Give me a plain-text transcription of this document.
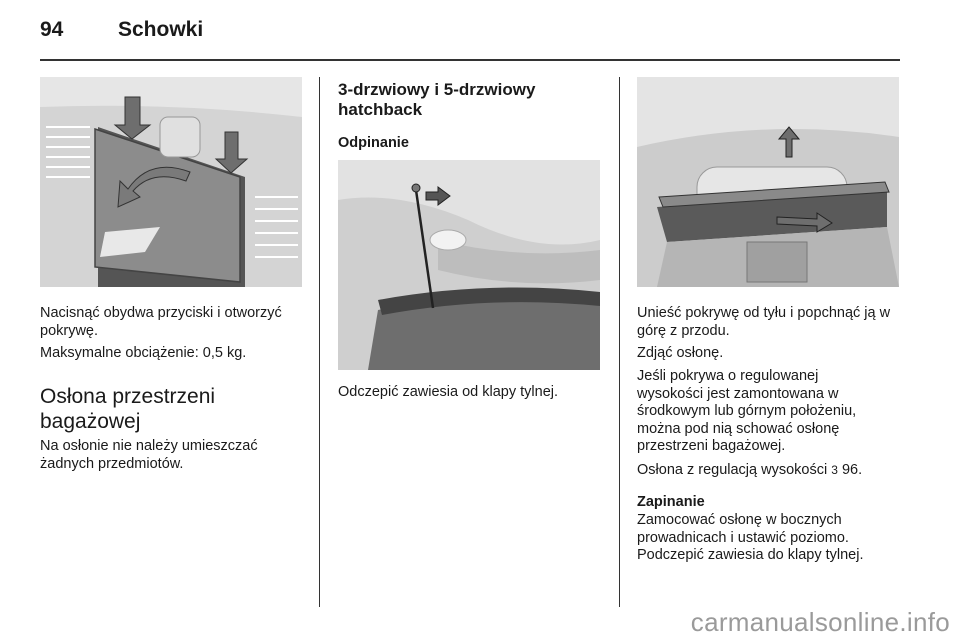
94	Schowki
Nacisnąć obydwa przyciski i otworzyć pokrywę.
Maksymalne obciążenie: 0,5 kg.
Osłona przestrzeni bagażowej
Na osłonie nie należy umieszczać żadnych przedmiotów.
3-drzwiowy i 5-drzwiowy hatchback
Odpinanie
Odczepić zawiesia od klapy tylnej.
Unieść pokrywę od tyłu i popchnąć ją w górę z przodu.
Zdjąć osłonę.
Jeśli pokrywa o regulowanej wysokości jest zamontowana w środkowym lub górnym położeniu, można pod nią schować osłonę przestrzeni bagażowej.
Osłona z regulacją wysokości 3 96.
Zapinanie
Zamocować osłonę w bocznych prowadnicach i ustawić poziomo. Podczepić zawiesia do klapy tylnej.
carmanualsonline.info
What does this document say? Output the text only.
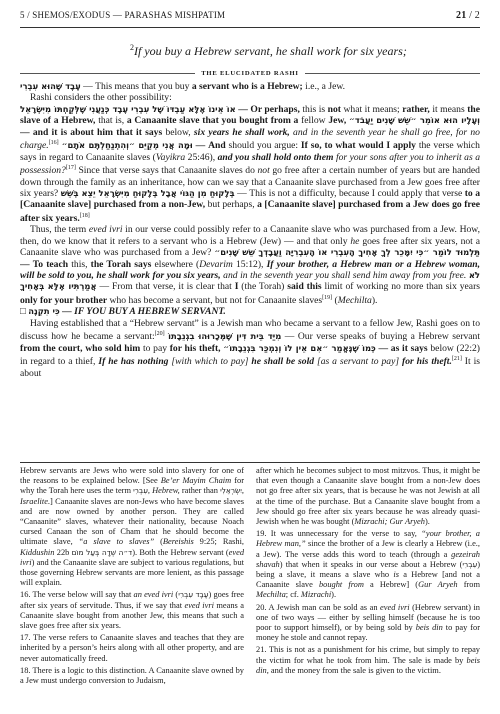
5 / SHEMOS/EXODUS — PARASHAS MISHPATIM	21 / 2
$^2$If you buy a Hebrew servant, he shall work for six years;
THE ELUCIDATED RASHI

עֶבֶד שֶׁהוּא עִבְרִי — This means that you buy a servant who is a Hebrew; i.e., a Jew.

Rashi considers the other possibility:

אוֹ אֵינוֹ אֶלָּא עַבְדּוֹ שֶׁל עִבְרִי עֶבֶד כְּנַעֲנִי שֶׁלְּקַחְתּוֹ מִיִּשְׂרָאֵל — Or perhaps, this is not what it means; rather, it means the slave of a Hebrew, that is, a Canaanite slave that you bought from a fellow Jew, וְעָלָיו הוּא אוֹמֵר ״שֵׁשׁ שָׁנִים יַעֲבֹד״ — and it is about him that it says below, six years he shall work, and in the seventh year he shall go free, for no charge.[16] וּמָה אֲנִי מְקַיֵּם ״וְהִתְנַחַלְתֶּם אֹתָם״ — And should you argue: If so, to what would I apply the verse which says in regard to Canaanite slaves (Vayikra 25:46), and you shall hold onto them for your sons after you to inherit as a possession?[17] Since that verse says that Canaanite slaves do not go free after a certain number of years but are handed down through the family as an inheritance, how can we say that a Canaanite slave purchased from a Jew goes free after six years? בְּלָקוּחַ מִן הַגּוֹי אֲבָל בְּלָקוּחַ מִיִּשְׂרָאֵל יֵצֵא בְּשֵׁשׁ — This is not a difficulty, because I could apply that verse to a [Canaanite slave] purchased from a non-Jew, but perhaps, a [Canaanite slave] purchased from a Jew does go free after six years.[18]

Thus, the term eved ivri in our verse could possibly refer to a Canaanite slave who was purchased from a Jew. How, then, do we know that it refers to a servant who is a Hebrew (Jew) — and that only he goes free after six years, not a Canaanite slave who was purchased from a Jew? תַּלְמוּד לוֹמַר ״כִּי יִמָּכֵר לְךָ אָחִיךָ הָעִבְרִי אוֹ הָעִבְרִיָּה וַעֲבָדְךָ שֵׁשׁ שָׁנִים״ — To teach this, the Torah says elsewhere (Devarim 15:12), If your brother, a Hebrew man or a Hebrew woman, will be sold to you, he shall work for you six years, and in the seventh year you shall send him away from you free. לֹא אֲמַרְתִּיו אֶלָּא בְּאָחִיךָ — From that verse, it is clear that I (the Torah) said this limit of working no more than six years only for your brother who has become a servant, but not for Canaanite slaves[19] (Mechilta).

□ כִּי תִקְנֶה — IF YOU BUY A HEBREW SERVANT.

Having established that a “Hebrew servant” is a Jewish man who became a servant to a fellow Jew, Rashi goes on to discuss how he became a servant:[20] מִיַּד בֵּית דִּין שֶׁמְּכָרוּהוּ בִגְנֵבָתוֹ — Our verse speaks of buying a Hebrew servant from the court, who sold him to pay for his theft, כְּמוֹ שֶׁנֶּאֱמַר ״אִם אֵין לוֹ וְנִמְכַּר בִּגְנֵבָתוֹ״ — as it says below (22:2) in regard to a thief, If he has nothing [with which to pay] he shall be sold [as a servant to pay] for his theft.[21] It is about

Hebrew servants are Jews who were sold into slavery for one of the reasons to be explained below. [See Be’er Mayim Chaim for why the Torah here uses the term עִבְרִי, Hebrew, rather than יִשְׂרְאֵלִי, Israelite.] Canaanite slaves are non-Jews who have become slaves and are now owned by another person. They are called “Canaanite” slaves, whatever their nationality, because Noach cursed Canaan the son of Cham that he should become the ultimate slave, “a slave to slaves” (Bereishis 9:25; Rashi, Kiddushin 22b ד״ה שְׁדָה בְּעַל מוֹם). Both the Hebrew servant (eved ivri) and the Canaanite slave are subject to various regulations, but those governing Hebrew servants are more lenient, as this passage will explain.

16. The verse below will say that an eved ivri (עֶבֶד עִבְרִי) goes free after six years of servitude. Thus, if we say that eved ivri means a Canaanite slave bought from another Jew, this means that such a slave goes free after six years.

17. The verse refers to Canaanite slaves and teaches that they are inherited by a person’s heirs along with all other property, and are never automatically freed.

18. There is a logic to this distinction. A Canaanite slave owned by a Jew must undergo conversion to Judaism,

after which he becomes subject to most mitzvos. Thus, it might be that even though a Canaanite slave bought from a non-Jew does not go free after six years, that is because he was not Jewish at all at the time of the purchase. But a Canaanite slave bought from a Jew should go free after six years because he was already quasi-Jewish when he was bought (Mizrachi; Gur Aryeh).

19. It was unnecessary for the verse to say, “your brother, a Hebrew man,” since the brother of a Jew is clearly a Hebrew (i.e., a Jew). The verse adds this word to teach (through a gezeirah shavah) that when it speaks in our verse about a Hebrew (עִבְרִי) being a slave, it means a slave who is a Hebrew [and not a Canaanite slave bought from a Hebrew] (Gur Aryeh from Mechilta; cf. Mizrachi).

20. A Jewish man can be sold as an eved ivri (Hebrew servant) in one of two ways — either by selling himself (because he is too poor to support himself), or by being sold by beis din to pay for money he stole and cannot repay.

21. This is not as a punishment for his crime, but simply to repay the victim for what he took from him. The sale is made by beis din, and the money from the sale is given to the victim.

● **EXERCISE OBJECTIVE**
Return each line of the listing that holds the string "Torah".

● **TASK SOLUTION**
Thus, the term eved ivri in our verse could possibly refer to a Canaanite slave who was purchased from a Jew. How, then, do we know that it refers to a servant who is a Hebrew (Jew) — and that only he goes free after six years, not a Canaanite slave who was purchased from a Jew? תַּלְמוּד לוֹמַר ״כִּי יִמָּכֵר לְךָ אָחִיךָ הָעִבְרִי אוֹ הָעִבְרִיָּה וַעֲבָדְךָ שֵׁשׁ שָׁנִים״ — To teach this, the Torah says elsewhere (Devarim 15:12), If your brother, a Hebrew man or a Hebrew woman, will be sold to you, he shall work for you six years, and in the seventh year you shall send him away from you free. לֹא אֲמַרְתִּיו אֶלָּא בְּאָחִיךָ — From that verse, it is clear that I (the Torah) said this limit of working no more than six years only for your brother who has become a servant, but not for Canaanite slaves[19] (Mechilta).
Hebrew servants are Jews who were sold into slavery for one of the reasons to be explained below. [See Be’er Mayim Chaim for why the Torah here uses the term עִבְרִי, Hebrew, rather than יִשְׂרְאֵלִי, Israelite.] Canaanite slaves are non-Jews who have become slaves and are now owned by another person. They are called “Canaanite” slaves, whatever their nationality, because Noach cursed Canaan the son of Cham that he should become the ultimate slave, “a slave to slaves” (Bereishis 9:25; Rashi, Kiddushin 22b ד״ה שְׁדָה בְּעַל מוֹם). Both the Hebrew servant (eved ivri) and the Canaanite slave are subject to various regulations, but those governing Hebrew servants are more lenient, as this passage will explain.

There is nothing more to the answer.